▶ [WRITTEN EXERCISE] Please copy every line of the records below word for word, leaving out the pictures.
### RECORDS FOR THE EXERCISE
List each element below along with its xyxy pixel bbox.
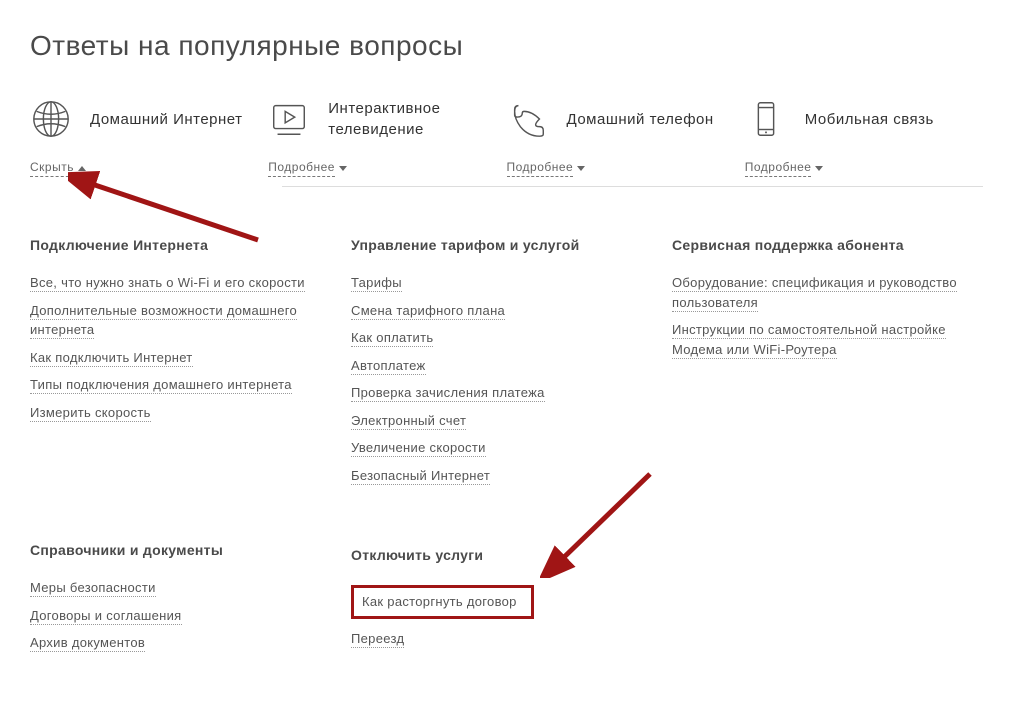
faq-link[interactable]: Оборудование: спецификация и руководство…	[672, 275, 957, 312]
faq-link[interactable]: Дополнительные возможности домашнего инт…	[30, 303, 297, 340]
category-home-phone: Домашний телефон Подробнее	[507, 98, 745, 177]
column-2: Управление тарифом и услугой Тарифы Смен…	[351, 237, 662, 693]
phone-icon	[507, 98, 549, 140]
divider	[282, 186, 983, 187]
expand-toggle[interactable]: Подробнее	[507, 160, 725, 177]
highlighted-link: Как расторгнуть договор	[351, 585, 534, 619]
chevron-down-icon	[577, 166, 585, 171]
chevron-down-icon	[339, 166, 347, 171]
column-3: Сервисная поддержка абонента Оборудовани…	[672, 237, 983, 693]
list-item: Проверка зачисления платежа	[351, 383, 647, 403]
category-interactive-tv: Интерактивное телевидение Подробнее	[268, 98, 506, 177]
faq-link[interactable]: Договоры и соглашения	[30, 608, 182, 625]
list-item: Как подключить Интернет	[30, 348, 326, 368]
category-title: Домашний телефон	[567, 109, 714, 130]
list-item: Электронный счет	[351, 411, 647, 431]
faq-link[interactable]: Инструкции по самостоятельной настройке …	[672, 322, 946, 359]
chevron-down-icon	[815, 166, 823, 171]
list-item: Оборудование: спецификация и руководство…	[672, 273, 968, 312]
faq-link[interactable]: Переезд	[351, 631, 404, 648]
list-item: Архив документов	[30, 633, 326, 653]
faq-link[interactable]: Измерить скорость	[30, 405, 151, 422]
list-item: Меры безопасности	[30, 578, 326, 598]
faq-link[interactable]: Тарифы	[351, 275, 402, 292]
play-tv-icon	[268, 98, 310, 140]
faq-link[interactable]: Увеличение скорости	[351, 440, 486, 457]
faq-link[interactable]: Как расторгнуть договор	[362, 594, 517, 610]
faq-link[interactable]: Как подключить Интернет	[30, 350, 193, 367]
category-title: Интерактивное телевидение	[328, 98, 486, 140]
expand-toggle[interactable]: Подробнее	[745, 160, 963, 177]
list-item: Смена тарифного плана	[351, 301, 647, 321]
section-heading: Справочники и документы	[30, 542, 326, 558]
faq-link[interactable]: Меры безопасности	[30, 580, 156, 597]
category-title: Мобильная связь	[805, 109, 934, 130]
section-heading: Отключить услуги	[351, 547, 647, 563]
faq-link[interactable]: Все, что нужно знать о Wi-Fi и его скоро…	[30, 275, 305, 292]
faq-link[interactable]: Проверка зачисления платежа	[351, 385, 545, 402]
list-item: Переезд	[351, 629, 647, 649]
list-item: Измерить скорость	[30, 403, 326, 423]
column-1: Подключение Интернета Все, что нужно зна…	[30, 237, 341, 693]
section-heading: Подключение Интернета	[30, 237, 326, 253]
content-columns: Подключение Интернета Все, что нужно зна…	[30, 237, 983, 693]
list-item: Тарифы	[351, 273, 647, 293]
list-item: Как расторгнуть договор	[351, 583, 647, 621]
list-item: Инструкции по самостоятельной настройке …	[672, 320, 968, 359]
list-item: Увеличение скорости	[351, 438, 647, 458]
faq-link[interactable]: Типы подключения домашнего интернета	[30, 377, 292, 394]
category-home-internet: Домашний Интернет Скрыть	[30, 98, 268, 177]
section-heading: Управление тарифом и услугой	[351, 237, 647, 253]
category-title: Домашний Интернет	[90, 109, 243, 130]
section-heading: Сервисная поддержка абонента	[672, 237, 968, 253]
category-mobile: Мобильная связь Подробнее	[745, 98, 983, 177]
globe-icon	[30, 98, 72, 140]
list-item: Типы подключения домашнего интернета	[30, 375, 326, 395]
list-item: Дополнительные возможности домашнего инт…	[30, 301, 326, 340]
collapse-toggle[interactable]: Скрыть	[30, 160, 248, 177]
chevron-up-icon	[78, 166, 86, 171]
expand-toggle[interactable]: Подробнее	[268, 160, 486, 177]
category-row: Домашний Интернет Скрыть Интерактивное т…	[30, 98, 983, 177]
faq-link[interactable]: Электронный счет	[351, 413, 466, 430]
faq-link[interactable]: Автоплатеж	[351, 358, 426, 375]
faq-link[interactable]: Смена тарифного плана	[351, 303, 505, 320]
smartphone-icon	[745, 98, 787, 140]
page-title: Ответы на популярные вопросы	[30, 30, 983, 62]
faq-link[interactable]: Архив документов	[30, 635, 145, 652]
list-item: Как оплатить	[351, 328, 647, 348]
list-item: Договоры и соглашения	[30, 606, 326, 626]
list-item: Безопасный Интернет	[351, 466, 647, 486]
faq-link[interactable]: Безопасный Интернет	[351, 468, 490, 485]
list-item: Все, что нужно знать о Wi-Fi и его скоро…	[30, 273, 326, 293]
faq-link[interactable]: Как оплатить	[351, 330, 433, 347]
list-item: Автоплатеж	[351, 356, 647, 376]
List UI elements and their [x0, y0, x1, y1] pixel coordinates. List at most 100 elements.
######
▶ [REPLY]
List each element below along with its xyxy pixel bbox.
faq-link[interactable]: Оборудование: спецификация и руководство…	[672, 275, 957, 312]
faq-link[interactable]: Дополнительные возможности домашнего инт…	[30, 303, 297, 340]
category-home-phone: Домашний телефон Подробнее	[507, 98, 745, 177]
column-2: Управление тарифом и услугой Тарифы Смен…	[351, 237, 662, 693]
phone-icon	[507, 98, 549, 140]
divider	[282, 186, 983, 187]
expand-toggle[interactable]: Подробнее	[507, 160, 725, 177]
highlighted-link: Как расторгнуть договор	[351, 585, 534, 619]
chevron-down-icon	[577, 166, 585, 171]
chevron-down-icon	[339, 166, 347, 171]
column-3: Сервисная поддержка абонента Оборудовани…	[672, 237, 983, 693]
list-item: Проверка зачисления платежа	[351, 383, 647, 403]
category-interactive-tv: Интерактивное телевидение Подробнее	[268, 98, 506, 177]
faq-link[interactable]: Договоры и соглашения	[30, 608, 182, 625]
list-item: Как подключить Интернет	[30, 348, 326, 368]
category-title: Домашний телефон	[567, 109, 714, 130]
list-item: Электронный счет	[351, 411, 647, 431]
faq-link[interactable]: Инструкции по самостоятельной настройке …	[672, 322, 946, 359]
chevron-down-icon	[815, 166, 823, 171]
list-item: Оборудование: спецификация и руководство…	[672, 273, 968, 312]
faq-link[interactable]: Переезд	[351, 631, 404, 648]
list-item: Архив документов	[30, 633, 326, 653]
faq-link[interactable]: Измерить скорость	[30, 405, 151, 422]
list-item: Меры безопасности	[30, 578, 326, 598]
faq-link[interactable]: Тарифы	[351, 275, 402, 292]
play-tv-icon	[268, 98, 310, 140]
faq-link[interactable]: Увеличение скорости	[351, 440, 486, 457]
faq-link[interactable]: Как расторгнуть договор	[362, 594, 517, 610]
faq-link[interactable]: Как подключить Интернет	[30, 350, 193, 367]
category-title: Интерактивное телевидение	[328, 98, 486, 140]
expand-toggle[interactable]: Подробнее	[745, 160, 963, 177]
list-item: Смена тарифного плана	[351, 301, 647, 321]
section-heading: Справочники и документы	[30, 542, 326, 558]
faq-link[interactable]: Меры безопасности	[30, 580, 156, 597]
category-title: Мобильная связь	[805, 109, 934, 130]
section-heading: Отключить услуги	[351, 547, 647, 563]
faq-link[interactable]: Все, что нужно знать о Wi-Fi и его скоро…	[30, 275, 305, 292]
faq-link[interactable]: Проверка зачисления платежа	[351, 385, 545, 402]
list-item: Переезд	[351, 629, 647, 649]
list-item: Измерить скорость	[30, 403, 326, 423]
column-1: Подключение Интернета Все, что нужно зна…	[30, 237, 341, 693]
section-heading: Подключение Интернета	[30, 237, 326, 253]
content-columns: Подключение Интернета Все, что нужно зна…	[30, 237, 983, 693]
list-item: Тарифы	[351, 273, 647, 293]
list-item: Как расторгнуть договор	[351, 583, 647, 621]
list-item: Инструкции по самостоятельной настройке …	[672, 320, 968, 359]
list-item: Увеличение скорости	[351, 438, 647, 458]
faq-link[interactable]: Типы подключения домашнего интернета	[30, 377, 292, 394]
category-home-internet: Домашний Интернет Скрыть	[30, 98, 268, 177]
section-heading: Управление тарифом и услугой	[351, 237, 647, 253]
category-title: Домашний Интернет	[90, 109, 243, 130]
section-heading: Сервисная поддержка абонента	[672, 237, 968, 253]
category-mobile: Мобильная связь Подробнее	[745, 98, 983, 177]
globe-icon	[30, 98, 72, 140]
list-item: Типы подключения домашнего интернета	[30, 375, 326, 395]
list-item: Дополнительные возможности домашнего инт…	[30, 301, 326, 340]
collapse-toggle[interactable]: Скрыть	[30, 160, 248, 177]
chevron-up-icon	[78, 166, 86, 171]
expand-toggle[interactable]: Подробнее	[268, 160, 486, 177]
category-row: Домашний Интернет Скрыть Интерактивное т…	[30, 98, 983, 177]
faq-link[interactable]: Электронный счет	[351, 413, 466, 430]
faq-link[interactable]: Автоплатеж	[351, 358, 426, 375]
faq-link[interactable]: Смена тарифного плана	[351, 303, 505, 320]
smartphone-icon	[745, 98, 787, 140]
page-title: Ответы на популярные вопросы	[30, 30, 983, 62]
faq-link[interactable]: Архив документов	[30, 635, 145, 652]
list-item: Как оплатить	[351, 328, 647, 348]
list-item: Договоры и соглашения	[30, 606, 326, 626]
list-item: Безопасный Интернет	[351, 466, 647, 486]
faq-link[interactable]: Безопасный Интернет	[351, 468, 490, 485]
list-item: Все, что нужно знать о Wi-Fi и его скоро…	[30, 273, 326, 293]
faq-link[interactable]: Как оплатить	[351, 330, 433, 347]
list-item: Автоплатеж	[351, 356, 647, 376]
List UI elements and their [x0, y0, x1, y1] pixel coordinates. List at most 100 elements.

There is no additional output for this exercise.